▶ **Stored data**

+---+

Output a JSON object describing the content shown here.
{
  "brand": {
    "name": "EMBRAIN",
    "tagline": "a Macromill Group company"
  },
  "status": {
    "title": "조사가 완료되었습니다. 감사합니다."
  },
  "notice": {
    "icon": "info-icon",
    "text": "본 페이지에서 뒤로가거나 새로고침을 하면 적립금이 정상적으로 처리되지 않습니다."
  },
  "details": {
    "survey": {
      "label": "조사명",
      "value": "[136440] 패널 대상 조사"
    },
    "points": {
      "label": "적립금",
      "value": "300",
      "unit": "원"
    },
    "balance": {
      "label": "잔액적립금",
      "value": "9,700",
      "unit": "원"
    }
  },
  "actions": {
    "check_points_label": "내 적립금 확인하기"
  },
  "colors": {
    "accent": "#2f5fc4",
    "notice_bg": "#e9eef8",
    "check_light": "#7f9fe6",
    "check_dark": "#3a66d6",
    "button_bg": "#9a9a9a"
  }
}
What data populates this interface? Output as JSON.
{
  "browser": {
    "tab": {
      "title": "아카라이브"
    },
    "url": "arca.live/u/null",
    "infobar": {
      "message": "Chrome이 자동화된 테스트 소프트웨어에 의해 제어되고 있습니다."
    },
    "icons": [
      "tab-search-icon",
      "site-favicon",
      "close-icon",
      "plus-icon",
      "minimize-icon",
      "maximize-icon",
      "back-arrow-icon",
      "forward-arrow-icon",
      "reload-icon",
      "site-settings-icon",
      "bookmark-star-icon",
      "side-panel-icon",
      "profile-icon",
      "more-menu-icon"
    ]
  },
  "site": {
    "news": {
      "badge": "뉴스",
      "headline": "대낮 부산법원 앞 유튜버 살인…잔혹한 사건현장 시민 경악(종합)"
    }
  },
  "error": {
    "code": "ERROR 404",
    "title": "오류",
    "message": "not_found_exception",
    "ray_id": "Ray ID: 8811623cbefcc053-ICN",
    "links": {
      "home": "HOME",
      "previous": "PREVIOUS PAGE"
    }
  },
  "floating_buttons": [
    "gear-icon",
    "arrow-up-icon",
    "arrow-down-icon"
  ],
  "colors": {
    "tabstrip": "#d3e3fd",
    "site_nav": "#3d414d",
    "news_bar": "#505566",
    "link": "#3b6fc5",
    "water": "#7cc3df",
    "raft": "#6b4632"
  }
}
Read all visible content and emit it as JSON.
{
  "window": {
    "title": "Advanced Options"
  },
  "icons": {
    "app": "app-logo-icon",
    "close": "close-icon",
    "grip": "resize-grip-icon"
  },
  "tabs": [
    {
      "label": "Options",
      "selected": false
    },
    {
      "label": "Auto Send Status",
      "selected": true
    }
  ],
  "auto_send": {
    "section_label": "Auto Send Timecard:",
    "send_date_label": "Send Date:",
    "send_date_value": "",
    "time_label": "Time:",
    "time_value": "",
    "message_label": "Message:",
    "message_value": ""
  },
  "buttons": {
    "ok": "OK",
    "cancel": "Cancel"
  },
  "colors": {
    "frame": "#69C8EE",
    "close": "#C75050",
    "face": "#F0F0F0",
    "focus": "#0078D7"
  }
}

+---+

▶ **Task objective**
Return the entries above exactly, each one complete.

▶ **Answer to the exercise**
Output a JSON object describing the content shown here.
{
  "brand": {
    "name": "EMBRAIN",
    "tagline": "a Macromill Group company"
  },
  "status": {
    "title": "조사가 완료되었습니다. 감사합니다."
  },
  "notice": {
    "icon": "info-icon",
    "text": "본 페이지에서 뒤로가거나 새로고침을 하면 적립금이 정상적으로 처리되지 않습니다."
  },
  "details": {
    "survey": {
      "label": "조사명",
      "value": "[136440] 패널 대상 조사"
    },
    "points": {
      "label": "적립금",
      "value": "300",
      "unit": "원"
    },
    "balance": {
      "label": "잔액적립금",
      "value": "9,700",
      "unit": "원"
    }
  },
  "actions": {
    "check_points_label": "내 적립금 확인하기"
  },
  "colors": {
    "accent": "#2f5fc4",
    "notice_bg": "#e9eef8",
    "check_light": "#7f9fe6",
    "check_dark": "#3a66d6",
    "button_bg": "#9a9a9a"
  }
}
What data populates this interface? Output as JSON.
{
  "browser": {
    "tab": {
      "title": "아카라이브"
    },
    "url": "arca.live/u/null",
    "infobar": {
      "message": "Chrome이 자동화된 테스트 소프트웨어에 의해 제어되고 있습니다."
    },
    "icons": [
      "tab-search-icon",
      "site-favicon",
      "close-icon",
      "plus-icon",
      "minimize-icon",
      "maximize-icon",
      "back-arrow-icon",
      "forward-arrow-icon",
      "reload-icon",
      "site-settings-icon",
      "bookmark-star-icon",
      "side-panel-icon",
      "profile-icon",
      "more-menu-icon"
    ]
  },
  "site": {
    "news": {
      "badge": "뉴스",
      "headline": "대낮 부산법원 앞 유튜버 살인…잔혹한 사건현장 시민 경악(종합)"
    }
  },
  "error": {
    "code": "ERROR 404",
    "title": "오류",
    "message": "not_found_exception",
    "ray_id": "Ray ID: 8811623cbefcc053-ICN",
    "links": {
      "home": "HOME",
      "previous": "PREVIOUS PAGE"
    }
  },
  "floating_buttons": [
    "gear-icon",
    "arrow-up-icon",
    "arrow-down-icon"
  ],
  "colors": {
    "tabstrip": "#d3e3fd",
    "site_nav": "#3d414d",
    "news_bar": "#505566",
    "link": "#3b6fc5",
    "water": "#7cc3df",
    "raft": "#6b4632"
  }
}
Read all visible content and emit it as JSON.
{
  "window": {
    "title": "Advanced Options"
  },
  "icons": {
    "app": "app-logo-icon",
    "close": "close-icon",
    "grip": "resize-grip-icon"
  },
  "tabs": [
    {
      "label": "Options",
      "selected": false
    },
    {
      "label": "Auto Send Status",
      "selected": true
    }
  ],
  "auto_send": {
    "section_label": "Auto Send Timecard:",
    "send_date_label": "Send Date:",
    "send_date_value": "",
    "time_label": "Time:",
    "time_value": "",
    "message_label": "Message:",
    "message_value": ""
  },
  "buttons": {
    "ok": "OK",
    "cancel": "Cancel"
  },
  "colors": {
    "frame": "#69C8EE",
    "close": "#C75050",
    "face": "#F0F0F0",
    "focus": "#0078D7"
  }
}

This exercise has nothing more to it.